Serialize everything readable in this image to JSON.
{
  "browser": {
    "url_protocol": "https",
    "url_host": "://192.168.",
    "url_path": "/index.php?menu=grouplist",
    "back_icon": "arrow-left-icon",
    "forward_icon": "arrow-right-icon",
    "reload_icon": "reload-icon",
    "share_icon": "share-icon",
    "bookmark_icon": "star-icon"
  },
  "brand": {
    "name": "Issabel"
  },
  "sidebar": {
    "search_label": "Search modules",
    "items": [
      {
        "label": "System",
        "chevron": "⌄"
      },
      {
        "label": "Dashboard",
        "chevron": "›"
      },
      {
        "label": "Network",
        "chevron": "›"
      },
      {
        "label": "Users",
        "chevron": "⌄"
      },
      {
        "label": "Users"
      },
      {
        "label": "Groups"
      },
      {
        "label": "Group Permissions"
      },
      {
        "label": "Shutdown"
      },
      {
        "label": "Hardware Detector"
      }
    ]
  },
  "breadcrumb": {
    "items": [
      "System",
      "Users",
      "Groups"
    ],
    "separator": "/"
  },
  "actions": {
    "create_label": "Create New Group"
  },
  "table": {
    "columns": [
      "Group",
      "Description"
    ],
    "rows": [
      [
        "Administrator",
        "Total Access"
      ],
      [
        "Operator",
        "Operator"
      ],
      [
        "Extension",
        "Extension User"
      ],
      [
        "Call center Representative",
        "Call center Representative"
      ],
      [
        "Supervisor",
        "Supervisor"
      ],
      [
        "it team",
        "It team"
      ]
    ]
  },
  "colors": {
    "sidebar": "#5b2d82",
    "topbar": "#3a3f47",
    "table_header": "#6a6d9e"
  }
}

---

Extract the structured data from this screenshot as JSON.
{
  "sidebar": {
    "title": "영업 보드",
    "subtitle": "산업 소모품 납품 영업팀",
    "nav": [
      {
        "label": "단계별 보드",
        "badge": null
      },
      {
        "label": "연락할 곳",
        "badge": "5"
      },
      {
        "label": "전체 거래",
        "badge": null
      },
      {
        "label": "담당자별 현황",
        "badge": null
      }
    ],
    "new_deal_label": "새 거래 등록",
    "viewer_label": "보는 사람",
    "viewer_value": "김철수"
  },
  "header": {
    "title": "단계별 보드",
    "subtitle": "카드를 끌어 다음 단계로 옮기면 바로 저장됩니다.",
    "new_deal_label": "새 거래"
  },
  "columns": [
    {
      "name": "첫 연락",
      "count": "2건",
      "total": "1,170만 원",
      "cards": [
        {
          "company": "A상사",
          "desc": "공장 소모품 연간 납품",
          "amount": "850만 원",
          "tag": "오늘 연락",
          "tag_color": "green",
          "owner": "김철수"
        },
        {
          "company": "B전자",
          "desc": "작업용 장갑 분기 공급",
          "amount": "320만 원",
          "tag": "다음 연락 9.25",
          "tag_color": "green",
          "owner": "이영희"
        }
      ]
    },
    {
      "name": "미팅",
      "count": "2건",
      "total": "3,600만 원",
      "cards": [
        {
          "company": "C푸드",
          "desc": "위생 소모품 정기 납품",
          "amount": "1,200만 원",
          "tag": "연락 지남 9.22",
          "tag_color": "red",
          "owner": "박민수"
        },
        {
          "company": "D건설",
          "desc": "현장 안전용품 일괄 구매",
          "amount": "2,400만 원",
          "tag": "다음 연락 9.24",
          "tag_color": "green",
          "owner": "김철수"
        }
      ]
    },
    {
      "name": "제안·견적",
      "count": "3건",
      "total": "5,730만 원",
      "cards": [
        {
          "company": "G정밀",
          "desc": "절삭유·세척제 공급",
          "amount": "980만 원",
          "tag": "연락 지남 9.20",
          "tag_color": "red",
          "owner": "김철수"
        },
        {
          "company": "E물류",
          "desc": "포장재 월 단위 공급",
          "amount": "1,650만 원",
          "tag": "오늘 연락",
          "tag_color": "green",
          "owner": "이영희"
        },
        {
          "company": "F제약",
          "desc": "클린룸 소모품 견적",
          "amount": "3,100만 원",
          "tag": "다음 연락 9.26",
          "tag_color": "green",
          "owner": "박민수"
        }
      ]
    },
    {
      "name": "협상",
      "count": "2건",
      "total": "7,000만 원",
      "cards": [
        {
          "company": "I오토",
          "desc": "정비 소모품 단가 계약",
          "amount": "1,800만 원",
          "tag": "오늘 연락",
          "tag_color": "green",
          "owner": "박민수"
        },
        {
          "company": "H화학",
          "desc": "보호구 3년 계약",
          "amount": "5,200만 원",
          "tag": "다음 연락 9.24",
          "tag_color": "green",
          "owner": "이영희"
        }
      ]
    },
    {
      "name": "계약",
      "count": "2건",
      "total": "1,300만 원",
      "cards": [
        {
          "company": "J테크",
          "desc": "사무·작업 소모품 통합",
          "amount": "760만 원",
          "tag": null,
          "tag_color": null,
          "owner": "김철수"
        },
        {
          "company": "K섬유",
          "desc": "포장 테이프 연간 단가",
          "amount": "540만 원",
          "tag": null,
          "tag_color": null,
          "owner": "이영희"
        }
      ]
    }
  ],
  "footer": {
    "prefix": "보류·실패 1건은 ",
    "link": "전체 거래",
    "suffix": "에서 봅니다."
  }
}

> _Instructions for the task_:
Lines containing the word "arrow" must all be returned from the material above.

> _Expected output_:
    "back_icon": "arrow-left-icon",
    "forward_icon": "arrow-right-icon",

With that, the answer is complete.